WHAT NEEDS TO BE DONE: Go through the listing and copy each line with the string "تعالى".

RECORD SET:
══════════

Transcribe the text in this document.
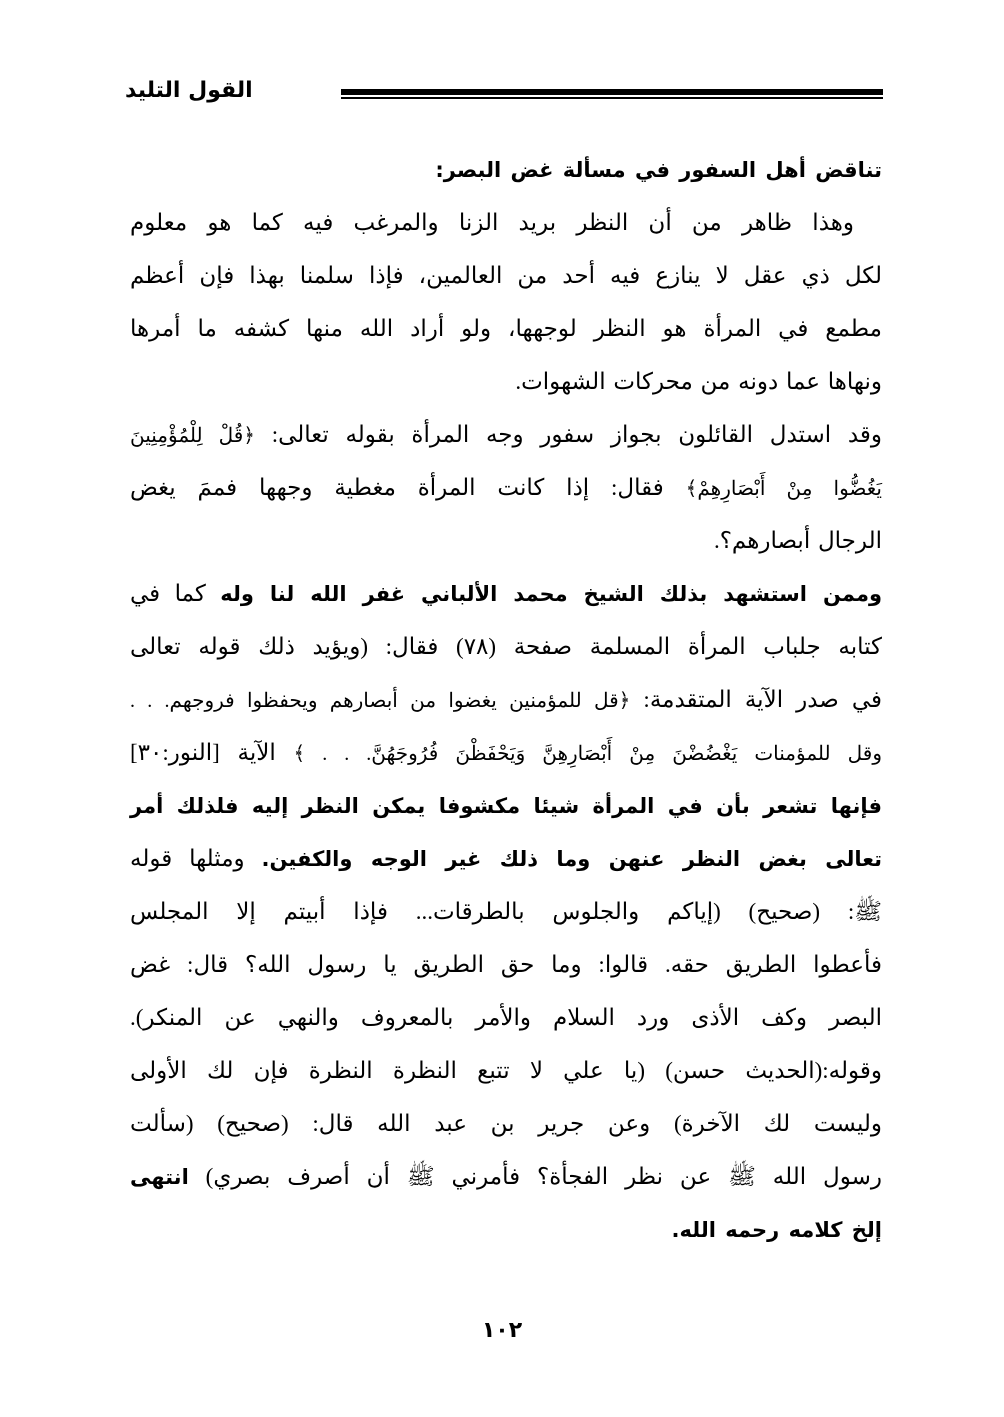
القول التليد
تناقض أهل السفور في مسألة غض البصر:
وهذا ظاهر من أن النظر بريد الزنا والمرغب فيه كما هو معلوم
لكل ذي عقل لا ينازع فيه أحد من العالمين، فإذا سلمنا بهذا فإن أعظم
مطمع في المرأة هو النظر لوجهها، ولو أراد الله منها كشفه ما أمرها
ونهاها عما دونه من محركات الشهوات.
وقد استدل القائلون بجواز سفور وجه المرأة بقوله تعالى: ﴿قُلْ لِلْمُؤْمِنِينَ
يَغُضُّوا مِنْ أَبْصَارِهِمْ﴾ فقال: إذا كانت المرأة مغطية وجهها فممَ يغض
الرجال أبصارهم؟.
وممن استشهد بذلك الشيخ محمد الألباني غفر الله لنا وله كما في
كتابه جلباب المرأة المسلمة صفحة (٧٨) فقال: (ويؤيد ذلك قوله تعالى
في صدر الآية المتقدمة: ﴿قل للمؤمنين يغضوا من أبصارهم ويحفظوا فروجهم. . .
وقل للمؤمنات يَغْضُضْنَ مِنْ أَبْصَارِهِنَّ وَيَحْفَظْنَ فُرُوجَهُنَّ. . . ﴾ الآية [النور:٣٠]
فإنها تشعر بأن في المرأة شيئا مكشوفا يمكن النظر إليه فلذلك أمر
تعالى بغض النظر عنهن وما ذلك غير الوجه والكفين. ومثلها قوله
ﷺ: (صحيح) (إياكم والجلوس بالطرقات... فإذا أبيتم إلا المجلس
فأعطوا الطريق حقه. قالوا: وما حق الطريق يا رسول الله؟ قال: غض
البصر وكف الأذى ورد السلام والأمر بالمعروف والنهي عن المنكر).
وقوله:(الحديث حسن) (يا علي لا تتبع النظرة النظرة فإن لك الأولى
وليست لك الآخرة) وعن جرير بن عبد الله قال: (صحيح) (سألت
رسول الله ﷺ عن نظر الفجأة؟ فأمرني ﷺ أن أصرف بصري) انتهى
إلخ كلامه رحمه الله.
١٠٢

══════════

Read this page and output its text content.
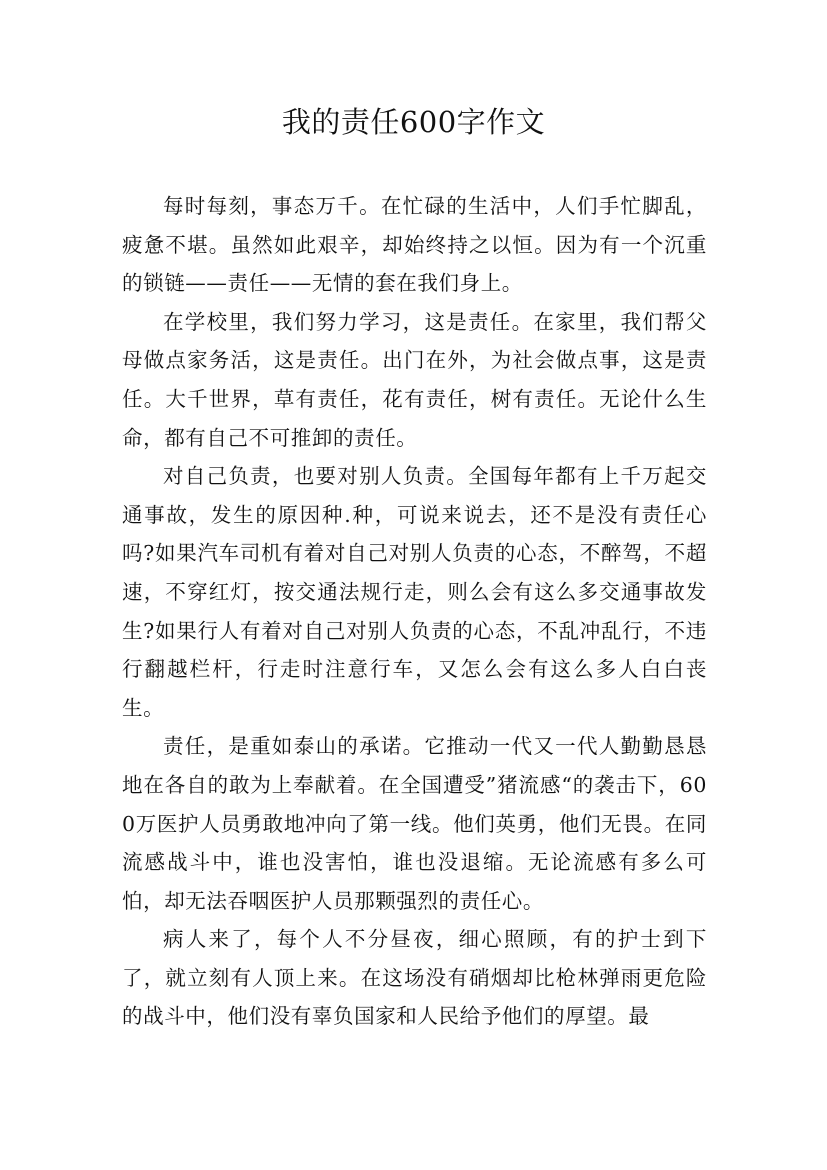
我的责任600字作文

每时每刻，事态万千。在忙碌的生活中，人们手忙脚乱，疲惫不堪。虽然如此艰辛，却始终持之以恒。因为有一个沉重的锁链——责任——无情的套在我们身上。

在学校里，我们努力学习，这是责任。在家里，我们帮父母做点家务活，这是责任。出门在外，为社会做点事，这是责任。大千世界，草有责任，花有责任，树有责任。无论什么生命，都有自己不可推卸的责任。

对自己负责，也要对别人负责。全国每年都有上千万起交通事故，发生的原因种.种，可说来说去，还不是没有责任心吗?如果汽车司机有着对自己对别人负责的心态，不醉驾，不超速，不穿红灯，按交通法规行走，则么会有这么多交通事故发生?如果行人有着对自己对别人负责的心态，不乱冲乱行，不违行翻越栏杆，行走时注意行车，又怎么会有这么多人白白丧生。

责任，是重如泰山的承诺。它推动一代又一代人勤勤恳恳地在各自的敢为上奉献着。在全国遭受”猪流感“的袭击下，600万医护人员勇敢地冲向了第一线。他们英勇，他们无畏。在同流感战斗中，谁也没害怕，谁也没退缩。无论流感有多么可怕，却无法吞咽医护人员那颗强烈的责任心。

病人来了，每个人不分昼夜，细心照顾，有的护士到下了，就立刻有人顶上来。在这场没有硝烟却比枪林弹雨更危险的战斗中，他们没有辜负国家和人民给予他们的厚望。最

══════════

SOLUTION:
وقد استدل القائلون بجواز سفور وجه المرأة بقوله تعالى: ﴿قُلْ لِلْمُؤْمِنِينَ
كتابه جلباب المرأة المسلمة صفحة (٧٨) فقال: (ويؤيد ذلك قوله تعالى
تعالى بغض النظر عنهن وما ذلك غير الوجه والكفين. ومثلها قوله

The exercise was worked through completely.